(Exercise) Count every line in the entries that follow where the word "JSON" appears, then state only the total.

(Records to use)
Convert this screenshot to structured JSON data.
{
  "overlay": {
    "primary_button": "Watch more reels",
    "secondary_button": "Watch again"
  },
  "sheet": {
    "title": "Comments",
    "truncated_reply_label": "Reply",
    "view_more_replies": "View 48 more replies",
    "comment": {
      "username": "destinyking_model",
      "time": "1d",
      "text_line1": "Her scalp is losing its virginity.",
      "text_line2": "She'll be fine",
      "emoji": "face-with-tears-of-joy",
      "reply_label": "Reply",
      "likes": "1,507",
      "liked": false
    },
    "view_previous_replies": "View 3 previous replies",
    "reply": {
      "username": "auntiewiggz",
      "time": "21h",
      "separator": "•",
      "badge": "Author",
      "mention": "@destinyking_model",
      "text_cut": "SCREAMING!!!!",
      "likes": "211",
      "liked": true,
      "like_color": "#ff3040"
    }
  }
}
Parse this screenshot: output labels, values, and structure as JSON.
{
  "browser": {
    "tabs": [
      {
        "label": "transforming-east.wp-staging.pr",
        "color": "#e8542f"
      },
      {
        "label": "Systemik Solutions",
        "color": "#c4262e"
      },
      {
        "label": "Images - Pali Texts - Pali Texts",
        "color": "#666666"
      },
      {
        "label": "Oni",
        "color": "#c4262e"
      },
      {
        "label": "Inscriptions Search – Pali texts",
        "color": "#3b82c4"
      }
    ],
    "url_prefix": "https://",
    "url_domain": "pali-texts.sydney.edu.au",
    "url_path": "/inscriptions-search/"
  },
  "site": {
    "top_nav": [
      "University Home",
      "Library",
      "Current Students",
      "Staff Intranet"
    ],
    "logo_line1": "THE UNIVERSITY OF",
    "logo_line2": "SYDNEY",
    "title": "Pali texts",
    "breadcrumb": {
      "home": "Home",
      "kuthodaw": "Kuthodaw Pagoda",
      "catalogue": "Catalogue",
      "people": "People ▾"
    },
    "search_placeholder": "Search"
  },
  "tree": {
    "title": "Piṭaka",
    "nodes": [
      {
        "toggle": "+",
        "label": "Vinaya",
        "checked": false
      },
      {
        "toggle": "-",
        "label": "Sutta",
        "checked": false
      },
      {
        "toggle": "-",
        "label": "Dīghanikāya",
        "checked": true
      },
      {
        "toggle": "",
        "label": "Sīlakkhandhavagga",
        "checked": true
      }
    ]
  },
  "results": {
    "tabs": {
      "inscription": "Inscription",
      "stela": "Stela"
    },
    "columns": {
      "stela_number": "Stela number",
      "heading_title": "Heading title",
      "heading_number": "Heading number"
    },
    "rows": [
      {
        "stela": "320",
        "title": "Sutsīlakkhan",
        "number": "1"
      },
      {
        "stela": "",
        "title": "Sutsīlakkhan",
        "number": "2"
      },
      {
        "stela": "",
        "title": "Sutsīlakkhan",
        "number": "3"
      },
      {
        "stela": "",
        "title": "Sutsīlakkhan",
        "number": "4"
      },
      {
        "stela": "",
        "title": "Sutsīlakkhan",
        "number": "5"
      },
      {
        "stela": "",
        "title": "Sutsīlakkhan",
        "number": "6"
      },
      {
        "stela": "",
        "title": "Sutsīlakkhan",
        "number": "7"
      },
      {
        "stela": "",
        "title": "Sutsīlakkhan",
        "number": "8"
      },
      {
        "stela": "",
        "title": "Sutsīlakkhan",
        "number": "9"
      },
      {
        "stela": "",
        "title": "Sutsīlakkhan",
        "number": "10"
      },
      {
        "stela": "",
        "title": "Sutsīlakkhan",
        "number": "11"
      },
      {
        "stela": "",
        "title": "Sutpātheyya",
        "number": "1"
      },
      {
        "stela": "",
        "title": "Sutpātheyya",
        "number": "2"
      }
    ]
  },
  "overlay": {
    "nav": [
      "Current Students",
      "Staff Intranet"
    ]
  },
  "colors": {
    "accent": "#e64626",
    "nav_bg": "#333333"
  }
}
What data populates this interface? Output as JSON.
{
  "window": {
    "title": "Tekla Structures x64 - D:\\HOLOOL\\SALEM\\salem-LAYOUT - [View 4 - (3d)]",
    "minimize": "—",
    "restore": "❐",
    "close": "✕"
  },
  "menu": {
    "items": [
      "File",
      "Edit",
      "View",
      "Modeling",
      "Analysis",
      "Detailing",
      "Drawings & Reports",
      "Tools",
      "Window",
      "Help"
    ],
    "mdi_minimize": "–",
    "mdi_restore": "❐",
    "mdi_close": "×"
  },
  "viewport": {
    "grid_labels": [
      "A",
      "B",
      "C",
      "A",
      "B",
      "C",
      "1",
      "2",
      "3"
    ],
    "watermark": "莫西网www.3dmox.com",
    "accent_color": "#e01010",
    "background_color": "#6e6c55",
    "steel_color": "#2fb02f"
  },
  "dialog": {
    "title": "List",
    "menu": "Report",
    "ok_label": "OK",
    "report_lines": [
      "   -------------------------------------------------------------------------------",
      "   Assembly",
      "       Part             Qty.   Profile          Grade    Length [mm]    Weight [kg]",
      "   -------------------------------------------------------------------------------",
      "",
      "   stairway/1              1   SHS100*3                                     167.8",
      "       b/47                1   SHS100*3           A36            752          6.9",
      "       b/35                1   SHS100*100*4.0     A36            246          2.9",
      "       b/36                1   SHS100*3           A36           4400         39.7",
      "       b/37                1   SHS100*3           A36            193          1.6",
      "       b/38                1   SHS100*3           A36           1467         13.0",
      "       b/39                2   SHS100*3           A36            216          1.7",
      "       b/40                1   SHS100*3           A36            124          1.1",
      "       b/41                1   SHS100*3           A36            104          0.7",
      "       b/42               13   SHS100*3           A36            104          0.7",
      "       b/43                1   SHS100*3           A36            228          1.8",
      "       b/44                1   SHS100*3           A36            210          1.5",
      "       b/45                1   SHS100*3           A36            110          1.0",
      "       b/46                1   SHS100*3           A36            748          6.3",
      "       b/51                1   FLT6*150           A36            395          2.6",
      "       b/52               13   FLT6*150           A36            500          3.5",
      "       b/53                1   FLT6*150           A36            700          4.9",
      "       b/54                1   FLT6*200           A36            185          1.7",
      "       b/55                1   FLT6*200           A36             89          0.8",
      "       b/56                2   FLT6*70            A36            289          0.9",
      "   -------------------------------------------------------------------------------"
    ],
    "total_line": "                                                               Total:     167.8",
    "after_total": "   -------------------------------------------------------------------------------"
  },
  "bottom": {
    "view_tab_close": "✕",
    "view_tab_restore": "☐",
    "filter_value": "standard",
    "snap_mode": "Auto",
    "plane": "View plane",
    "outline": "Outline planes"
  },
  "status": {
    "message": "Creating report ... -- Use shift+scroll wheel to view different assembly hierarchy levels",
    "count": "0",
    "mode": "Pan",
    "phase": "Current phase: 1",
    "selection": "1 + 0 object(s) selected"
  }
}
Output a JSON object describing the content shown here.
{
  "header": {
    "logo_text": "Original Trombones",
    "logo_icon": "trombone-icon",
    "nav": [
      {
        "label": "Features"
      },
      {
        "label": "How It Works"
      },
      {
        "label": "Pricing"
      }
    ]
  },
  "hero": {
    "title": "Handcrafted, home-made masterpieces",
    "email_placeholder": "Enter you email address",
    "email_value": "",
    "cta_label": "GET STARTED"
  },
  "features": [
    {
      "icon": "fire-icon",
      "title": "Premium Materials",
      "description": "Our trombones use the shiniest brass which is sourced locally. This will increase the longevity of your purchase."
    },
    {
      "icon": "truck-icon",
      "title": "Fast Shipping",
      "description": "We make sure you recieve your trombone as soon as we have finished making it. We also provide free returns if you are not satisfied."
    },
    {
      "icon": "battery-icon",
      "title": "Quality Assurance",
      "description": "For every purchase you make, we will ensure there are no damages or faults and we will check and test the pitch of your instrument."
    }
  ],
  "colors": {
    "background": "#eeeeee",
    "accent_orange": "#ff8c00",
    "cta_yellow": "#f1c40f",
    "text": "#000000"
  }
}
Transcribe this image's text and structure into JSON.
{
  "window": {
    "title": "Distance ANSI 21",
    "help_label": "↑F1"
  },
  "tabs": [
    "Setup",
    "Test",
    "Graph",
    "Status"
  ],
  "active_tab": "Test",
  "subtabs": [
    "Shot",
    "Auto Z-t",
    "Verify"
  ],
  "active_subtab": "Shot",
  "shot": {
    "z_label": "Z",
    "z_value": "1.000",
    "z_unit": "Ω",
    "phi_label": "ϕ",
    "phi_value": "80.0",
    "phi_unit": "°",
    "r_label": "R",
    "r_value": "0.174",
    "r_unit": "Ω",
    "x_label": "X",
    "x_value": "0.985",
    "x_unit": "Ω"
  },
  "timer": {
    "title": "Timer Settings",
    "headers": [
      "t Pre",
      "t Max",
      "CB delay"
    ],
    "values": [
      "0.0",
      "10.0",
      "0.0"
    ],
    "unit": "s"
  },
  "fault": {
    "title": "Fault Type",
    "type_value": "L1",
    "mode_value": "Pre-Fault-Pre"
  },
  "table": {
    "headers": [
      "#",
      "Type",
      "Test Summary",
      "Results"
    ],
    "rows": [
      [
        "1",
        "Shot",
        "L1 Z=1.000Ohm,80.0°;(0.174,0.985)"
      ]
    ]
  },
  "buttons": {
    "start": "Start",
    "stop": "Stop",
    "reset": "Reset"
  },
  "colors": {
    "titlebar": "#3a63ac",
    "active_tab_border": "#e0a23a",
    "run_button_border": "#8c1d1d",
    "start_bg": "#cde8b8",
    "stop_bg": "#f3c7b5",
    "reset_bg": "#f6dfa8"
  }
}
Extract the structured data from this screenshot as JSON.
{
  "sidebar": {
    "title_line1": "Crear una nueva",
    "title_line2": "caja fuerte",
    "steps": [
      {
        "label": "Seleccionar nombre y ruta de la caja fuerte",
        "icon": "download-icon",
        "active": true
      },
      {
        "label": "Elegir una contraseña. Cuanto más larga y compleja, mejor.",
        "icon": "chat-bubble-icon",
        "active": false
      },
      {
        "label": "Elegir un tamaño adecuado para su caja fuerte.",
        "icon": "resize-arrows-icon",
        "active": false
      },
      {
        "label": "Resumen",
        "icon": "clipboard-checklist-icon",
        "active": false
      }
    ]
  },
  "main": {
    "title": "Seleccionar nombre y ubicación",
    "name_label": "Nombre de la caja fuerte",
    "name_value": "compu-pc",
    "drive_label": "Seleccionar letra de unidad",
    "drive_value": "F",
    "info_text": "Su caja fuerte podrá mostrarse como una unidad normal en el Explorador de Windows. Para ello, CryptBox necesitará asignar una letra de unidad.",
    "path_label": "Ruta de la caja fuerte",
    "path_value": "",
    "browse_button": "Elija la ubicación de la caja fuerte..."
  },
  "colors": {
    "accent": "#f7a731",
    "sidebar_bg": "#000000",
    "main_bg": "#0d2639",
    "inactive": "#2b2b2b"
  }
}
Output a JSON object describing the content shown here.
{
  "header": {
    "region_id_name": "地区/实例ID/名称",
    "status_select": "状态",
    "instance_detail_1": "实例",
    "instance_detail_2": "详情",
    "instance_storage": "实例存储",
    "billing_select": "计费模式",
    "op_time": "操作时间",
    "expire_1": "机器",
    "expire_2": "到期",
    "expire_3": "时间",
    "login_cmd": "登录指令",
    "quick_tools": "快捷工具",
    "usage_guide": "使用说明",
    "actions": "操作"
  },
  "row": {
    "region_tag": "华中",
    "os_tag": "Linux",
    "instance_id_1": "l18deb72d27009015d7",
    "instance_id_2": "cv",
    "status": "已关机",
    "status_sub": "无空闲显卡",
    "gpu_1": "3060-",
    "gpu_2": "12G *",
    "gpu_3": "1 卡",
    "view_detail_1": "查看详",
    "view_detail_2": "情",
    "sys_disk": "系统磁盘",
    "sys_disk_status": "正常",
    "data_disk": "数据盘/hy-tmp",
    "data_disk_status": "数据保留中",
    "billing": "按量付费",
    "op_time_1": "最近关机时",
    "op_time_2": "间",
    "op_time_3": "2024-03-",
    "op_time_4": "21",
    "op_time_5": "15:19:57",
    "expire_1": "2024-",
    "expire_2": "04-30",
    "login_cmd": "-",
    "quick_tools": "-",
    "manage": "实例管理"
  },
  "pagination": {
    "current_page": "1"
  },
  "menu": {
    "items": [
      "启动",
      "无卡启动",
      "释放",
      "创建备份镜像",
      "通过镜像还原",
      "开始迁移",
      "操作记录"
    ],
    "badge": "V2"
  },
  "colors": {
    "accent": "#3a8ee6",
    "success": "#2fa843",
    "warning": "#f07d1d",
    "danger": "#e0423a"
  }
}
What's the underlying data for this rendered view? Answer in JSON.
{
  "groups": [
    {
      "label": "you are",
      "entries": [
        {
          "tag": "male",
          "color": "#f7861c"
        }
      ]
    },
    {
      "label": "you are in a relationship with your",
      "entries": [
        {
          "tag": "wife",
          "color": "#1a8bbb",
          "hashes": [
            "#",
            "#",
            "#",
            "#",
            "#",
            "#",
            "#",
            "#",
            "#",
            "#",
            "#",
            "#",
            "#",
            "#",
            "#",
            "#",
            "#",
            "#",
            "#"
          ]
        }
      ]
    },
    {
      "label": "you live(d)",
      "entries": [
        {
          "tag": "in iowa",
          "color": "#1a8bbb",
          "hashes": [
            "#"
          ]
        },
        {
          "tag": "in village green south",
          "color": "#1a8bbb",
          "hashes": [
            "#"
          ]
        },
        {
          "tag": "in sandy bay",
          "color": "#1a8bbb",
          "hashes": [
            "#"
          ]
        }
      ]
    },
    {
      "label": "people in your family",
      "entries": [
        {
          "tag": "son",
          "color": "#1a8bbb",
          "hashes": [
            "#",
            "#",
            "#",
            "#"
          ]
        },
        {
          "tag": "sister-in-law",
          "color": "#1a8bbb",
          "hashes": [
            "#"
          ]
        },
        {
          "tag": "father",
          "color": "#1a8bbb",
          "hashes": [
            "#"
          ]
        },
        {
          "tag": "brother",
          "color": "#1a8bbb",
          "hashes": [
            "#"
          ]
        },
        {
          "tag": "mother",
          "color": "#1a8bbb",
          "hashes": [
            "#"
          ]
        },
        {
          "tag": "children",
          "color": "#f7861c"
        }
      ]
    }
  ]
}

(Result of this task) 8